** WHAT IS REQUIRED **
Reproduce the following lines exactly, covering every item.

(Box annotation data)
* * *
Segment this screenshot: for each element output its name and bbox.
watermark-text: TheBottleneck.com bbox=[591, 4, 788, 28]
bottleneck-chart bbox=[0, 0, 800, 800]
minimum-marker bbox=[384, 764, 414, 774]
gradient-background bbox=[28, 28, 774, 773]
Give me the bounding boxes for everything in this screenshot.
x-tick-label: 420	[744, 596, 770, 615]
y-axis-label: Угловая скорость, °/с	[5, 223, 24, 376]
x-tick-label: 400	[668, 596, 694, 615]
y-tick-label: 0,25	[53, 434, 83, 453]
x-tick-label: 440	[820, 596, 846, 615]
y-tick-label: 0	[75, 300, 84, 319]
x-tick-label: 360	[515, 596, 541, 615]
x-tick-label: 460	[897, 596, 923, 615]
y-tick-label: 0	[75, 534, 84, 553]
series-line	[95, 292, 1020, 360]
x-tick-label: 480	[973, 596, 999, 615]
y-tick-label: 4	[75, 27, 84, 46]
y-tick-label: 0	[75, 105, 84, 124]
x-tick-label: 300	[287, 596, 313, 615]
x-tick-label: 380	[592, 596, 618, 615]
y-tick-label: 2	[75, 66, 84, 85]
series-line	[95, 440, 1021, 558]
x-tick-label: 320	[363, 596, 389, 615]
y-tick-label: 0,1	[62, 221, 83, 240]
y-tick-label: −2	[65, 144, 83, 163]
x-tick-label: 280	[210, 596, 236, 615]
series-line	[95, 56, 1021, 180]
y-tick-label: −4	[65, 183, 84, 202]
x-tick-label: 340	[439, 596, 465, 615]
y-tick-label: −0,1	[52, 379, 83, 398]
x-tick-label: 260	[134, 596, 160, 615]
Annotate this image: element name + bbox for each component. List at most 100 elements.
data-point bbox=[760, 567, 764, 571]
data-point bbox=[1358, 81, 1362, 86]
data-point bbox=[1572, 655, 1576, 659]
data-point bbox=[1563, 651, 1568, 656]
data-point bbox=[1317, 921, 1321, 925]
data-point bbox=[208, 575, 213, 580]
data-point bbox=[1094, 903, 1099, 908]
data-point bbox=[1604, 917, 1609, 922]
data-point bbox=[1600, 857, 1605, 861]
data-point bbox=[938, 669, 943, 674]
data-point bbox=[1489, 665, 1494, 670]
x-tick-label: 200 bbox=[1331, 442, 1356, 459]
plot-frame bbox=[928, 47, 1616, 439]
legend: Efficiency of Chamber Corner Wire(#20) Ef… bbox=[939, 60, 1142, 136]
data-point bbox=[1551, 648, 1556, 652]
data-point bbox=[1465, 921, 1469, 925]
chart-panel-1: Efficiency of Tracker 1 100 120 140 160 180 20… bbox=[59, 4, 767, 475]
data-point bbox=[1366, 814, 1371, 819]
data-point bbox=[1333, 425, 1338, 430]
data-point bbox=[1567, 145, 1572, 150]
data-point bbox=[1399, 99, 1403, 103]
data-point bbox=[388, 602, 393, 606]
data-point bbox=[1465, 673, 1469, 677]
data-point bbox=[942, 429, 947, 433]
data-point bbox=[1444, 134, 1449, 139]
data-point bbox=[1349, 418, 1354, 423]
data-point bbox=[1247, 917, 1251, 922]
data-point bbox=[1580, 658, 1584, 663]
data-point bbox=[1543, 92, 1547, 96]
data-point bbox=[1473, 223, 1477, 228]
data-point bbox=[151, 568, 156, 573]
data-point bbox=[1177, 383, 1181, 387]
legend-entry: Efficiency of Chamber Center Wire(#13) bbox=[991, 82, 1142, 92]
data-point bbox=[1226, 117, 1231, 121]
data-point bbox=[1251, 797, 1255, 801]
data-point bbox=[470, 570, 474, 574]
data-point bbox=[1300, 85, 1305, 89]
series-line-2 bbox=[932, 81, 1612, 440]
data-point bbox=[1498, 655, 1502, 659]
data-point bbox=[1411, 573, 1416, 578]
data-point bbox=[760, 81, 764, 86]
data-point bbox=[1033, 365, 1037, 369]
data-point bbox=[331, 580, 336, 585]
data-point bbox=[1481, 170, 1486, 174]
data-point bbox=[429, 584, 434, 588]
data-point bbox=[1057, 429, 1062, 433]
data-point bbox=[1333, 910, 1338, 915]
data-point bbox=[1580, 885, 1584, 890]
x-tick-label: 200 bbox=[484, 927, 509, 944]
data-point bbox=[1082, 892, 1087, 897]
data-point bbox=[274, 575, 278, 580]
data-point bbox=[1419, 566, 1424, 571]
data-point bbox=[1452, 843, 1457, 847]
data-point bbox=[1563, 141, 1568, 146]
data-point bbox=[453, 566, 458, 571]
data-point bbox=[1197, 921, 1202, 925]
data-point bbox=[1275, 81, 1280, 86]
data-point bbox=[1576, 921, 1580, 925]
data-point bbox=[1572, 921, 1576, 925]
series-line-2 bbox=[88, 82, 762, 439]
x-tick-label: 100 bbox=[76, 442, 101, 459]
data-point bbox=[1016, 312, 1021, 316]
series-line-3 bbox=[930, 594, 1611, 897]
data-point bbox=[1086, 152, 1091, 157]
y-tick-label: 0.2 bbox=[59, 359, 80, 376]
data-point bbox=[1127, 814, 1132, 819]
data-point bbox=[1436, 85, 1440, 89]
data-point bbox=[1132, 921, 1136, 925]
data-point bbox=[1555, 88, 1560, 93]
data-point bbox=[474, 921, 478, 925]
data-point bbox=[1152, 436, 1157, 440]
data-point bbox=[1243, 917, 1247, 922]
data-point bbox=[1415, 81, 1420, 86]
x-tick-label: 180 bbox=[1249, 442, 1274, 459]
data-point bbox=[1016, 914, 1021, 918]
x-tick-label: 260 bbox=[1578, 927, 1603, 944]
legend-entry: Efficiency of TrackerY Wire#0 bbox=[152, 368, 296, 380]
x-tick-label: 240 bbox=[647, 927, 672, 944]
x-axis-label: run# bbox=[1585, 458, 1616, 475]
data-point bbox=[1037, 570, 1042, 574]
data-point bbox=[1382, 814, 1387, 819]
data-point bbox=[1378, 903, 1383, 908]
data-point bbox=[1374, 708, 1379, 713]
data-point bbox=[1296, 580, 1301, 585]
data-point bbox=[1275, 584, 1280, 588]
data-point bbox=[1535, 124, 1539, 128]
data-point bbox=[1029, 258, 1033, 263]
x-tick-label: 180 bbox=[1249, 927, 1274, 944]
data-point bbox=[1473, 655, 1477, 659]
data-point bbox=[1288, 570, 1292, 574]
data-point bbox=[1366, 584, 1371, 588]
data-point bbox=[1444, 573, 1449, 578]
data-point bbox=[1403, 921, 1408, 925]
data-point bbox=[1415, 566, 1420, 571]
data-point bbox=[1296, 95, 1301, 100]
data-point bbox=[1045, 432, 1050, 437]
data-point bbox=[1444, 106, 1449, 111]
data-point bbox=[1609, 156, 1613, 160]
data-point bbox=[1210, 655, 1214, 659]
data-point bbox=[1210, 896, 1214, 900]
* * *
** FULL OUTPUT **
Segment this screenshot: for each element output its name and bbox.
watermark-text: TheBottleneck.com bbox=[591, 4, 788, 28]
bottleneck-chart bbox=[0, 0, 800, 800]
minimum-marker bbox=[384, 764, 414, 774]
gradient-background bbox=[28, 28, 774, 773]
Give me the bounding boxes for everything in this screenshot.
x-tick-label: 420	[744, 596, 770, 615]
y-axis-label: Угловая скорость, °/с	[5, 223, 24, 376]
x-tick-label: 400	[668, 596, 694, 615]
y-tick-label: 0,25	[53, 434, 83, 453]
x-tick-label: 440	[820, 596, 846, 615]
y-tick-label: 0	[75, 300, 84, 319]
x-tick-label: 360	[515, 596, 541, 615]
x-tick-label: 460	[897, 596, 923, 615]
y-tick-label: 0	[75, 534, 84, 553]
series-line	[95, 292, 1020, 360]
x-tick-label: 480	[973, 596, 999, 615]
y-tick-label: 4	[75, 27, 84, 46]
y-tick-label: 0	[75, 105, 84, 124]
x-tick-label: 300	[287, 596, 313, 615]
x-tick-label: 380	[592, 596, 618, 615]
y-tick-label: 2	[75, 66, 84, 85]
series-line	[95, 440, 1021, 558]
x-tick-label: 320	[363, 596, 389, 615]
y-tick-label: 0,1	[62, 221, 83, 240]
y-tick-label: −2	[65, 144, 83, 163]
x-tick-label: 280	[210, 596, 236, 615]
series-line	[95, 56, 1021, 180]
y-tick-label: −4	[65, 183, 84, 202]
x-tick-label: 340	[439, 596, 465, 615]
y-tick-label: −0,1	[52, 379, 83, 398]
x-tick-label: 260	[134, 596, 160, 615]
Annotate this image: element name + bbox for each component. List at most 100 elements.
data-point bbox=[760, 567, 764, 571]
data-point bbox=[1358, 81, 1362, 86]
data-point bbox=[1572, 655, 1576, 659]
data-point bbox=[1563, 651, 1568, 656]
data-point bbox=[1317, 921, 1321, 925]
data-point bbox=[208, 575, 213, 580]
data-point bbox=[1094, 903, 1099, 908]
data-point bbox=[1604, 917, 1609, 922]
data-point bbox=[1600, 857, 1605, 861]
data-point bbox=[938, 669, 943, 674]
data-point bbox=[1489, 665, 1494, 670]
x-tick-label: 200 bbox=[1331, 442, 1356, 459]
plot-frame bbox=[928, 47, 1616, 439]
legend: Efficiency of Chamber Corner Wire(#20) Ef… bbox=[939, 60, 1142, 136]
data-point bbox=[1551, 648, 1556, 652]
data-point bbox=[1465, 921, 1469, 925]
chart-panel-1: Efficiency of Tracker 1 100 120 140 160 180 20… bbox=[59, 4, 767, 475]
data-point bbox=[1366, 814, 1371, 819]
data-point bbox=[1333, 425, 1338, 430]
data-point bbox=[1567, 145, 1572, 150]
data-point bbox=[1399, 99, 1403, 103]
data-point bbox=[388, 602, 393, 606]
data-point bbox=[1465, 673, 1469, 677]
data-point bbox=[942, 429, 947, 433]
data-point bbox=[1444, 134, 1449, 139]
data-point bbox=[1349, 418, 1354, 423]
data-point bbox=[1247, 917, 1251, 922]
data-point bbox=[1580, 658, 1584, 663]
data-point bbox=[1543, 92, 1547, 96]
data-point bbox=[1473, 223, 1477, 228]
data-point bbox=[151, 568, 156, 573]
data-point bbox=[1177, 383, 1181, 387]
legend-entry: Efficiency of Chamber Center Wire(#13) bbox=[991, 82, 1142, 92]
data-point bbox=[1226, 117, 1231, 121]
data-point bbox=[1251, 797, 1255, 801]
data-point bbox=[470, 570, 474, 574]
data-point bbox=[1300, 85, 1305, 89]
series-line-2 bbox=[932, 81, 1612, 440]
data-point bbox=[1498, 655, 1502, 659]
data-point bbox=[1411, 573, 1416, 578]
data-point bbox=[760, 81, 764, 86]
data-point bbox=[1033, 365, 1037, 369]
data-point bbox=[331, 580, 336, 585]
data-point bbox=[1481, 170, 1486, 174]
data-point bbox=[429, 584, 434, 588]
data-point bbox=[1057, 429, 1062, 433]
data-point bbox=[1333, 910, 1338, 915]
data-point bbox=[1580, 885, 1584, 890]
x-tick-label: 200 bbox=[484, 927, 509, 944]
data-point bbox=[1082, 892, 1087, 897]
data-point bbox=[274, 575, 278, 580]
data-point bbox=[1419, 566, 1424, 571]
data-point bbox=[1452, 843, 1457, 847]
data-point bbox=[1563, 141, 1568, 146]
data-point bbox=[453, 566, 458, 571]
data-point bbox=[1197, 921, 1202, 925]
data-point bbox=[1275, 81, 1280, 86]
data-point bbox=[1576, 921, 1580, 925]
data-point bbox=[1572, 921, 1576, 925]
series-line-2 bbox=[88, 82, 762, 439]
x-tick-label: 100 bbox=[76, 442, 101, 459]
data-point bbox=[1016, 312, 1021, 316]
series-line-3 bbox=[930, 594, 1611, 897]
data-point bbox=[1086, 152, 1091, 157]
y-tick-label: 0.2 bbox=[59, 359, 80, 376]
data-point bbox=[1127, 814, 1132, 819]
data-point bbox=[1436, 85, 1440, 89]
data-point bbox=[1132, 921, 1136, 925]
data-point bbox=[1555, 88, 1560, 93]
data-point bbox=[474, 921, 478, 925]
data-point bbox=[1152, 436, 1157, 440]
data-point bbox=[1243, 917, 1247, 922]
data-point bbox=[1415, 81, 1420, 86]
x-tick-label: 180 bbox=[1249, 442, 1274, 459]
data-point bbox=[1016, 914, 1021, 918]
x-tick-label: 260 bbox=[1578, 927, 1603, 944]
legend-entry: Efficiency of TrackerY Wire#0 bbox=[152, 368, 296, 380]
x-tick-label: 240 bbox=[647, 927, 672, 944]
x-axis-label: run# bbox=[1585, 458, 1616, 475]
data-point bbox=[1037, 570, 1042, 574]
data-point bbox=[1382, 814, 1387, 819]
data-point bbox=[1378, 903, 1383, 908]
data-point bbox=[1374, 708, 1379, 713]
data-point bbox=[1296, 580, 1301, 585]
data-point bbox=[1275, 584, 1280, 588]
data-point bbox=[1535, 124, 1539, 128]
data-point bbox=[1029, 258, 1033, 263]
x-tick-label: 180 bbox=[1249, 927, 1274, 944]
data-point bbox=[1473, 655, 1477, 659]
data-point bbox=[1288, 570, 1292, 574]
data-point bbox=[1366, 584, 1371, 588]
data-point bbox=[1444, 573, 1449, 578]
data-point bbox=[1403, 921, 1408, 925]
data-point bbox=[1415, 566, 1420, 571]
data-point bbox=[1296, 95, 1301, 100]
data-point bbox=[1045, 432, 1050, 437]
data-point bbox=[1444, 106, 1449, 111]
data-point bbox=[1609, 156, 1613, 160]
data-point bbox=[1210, 655, 1214, 659]
data-point bbox=[1210, 896, 1214, 900]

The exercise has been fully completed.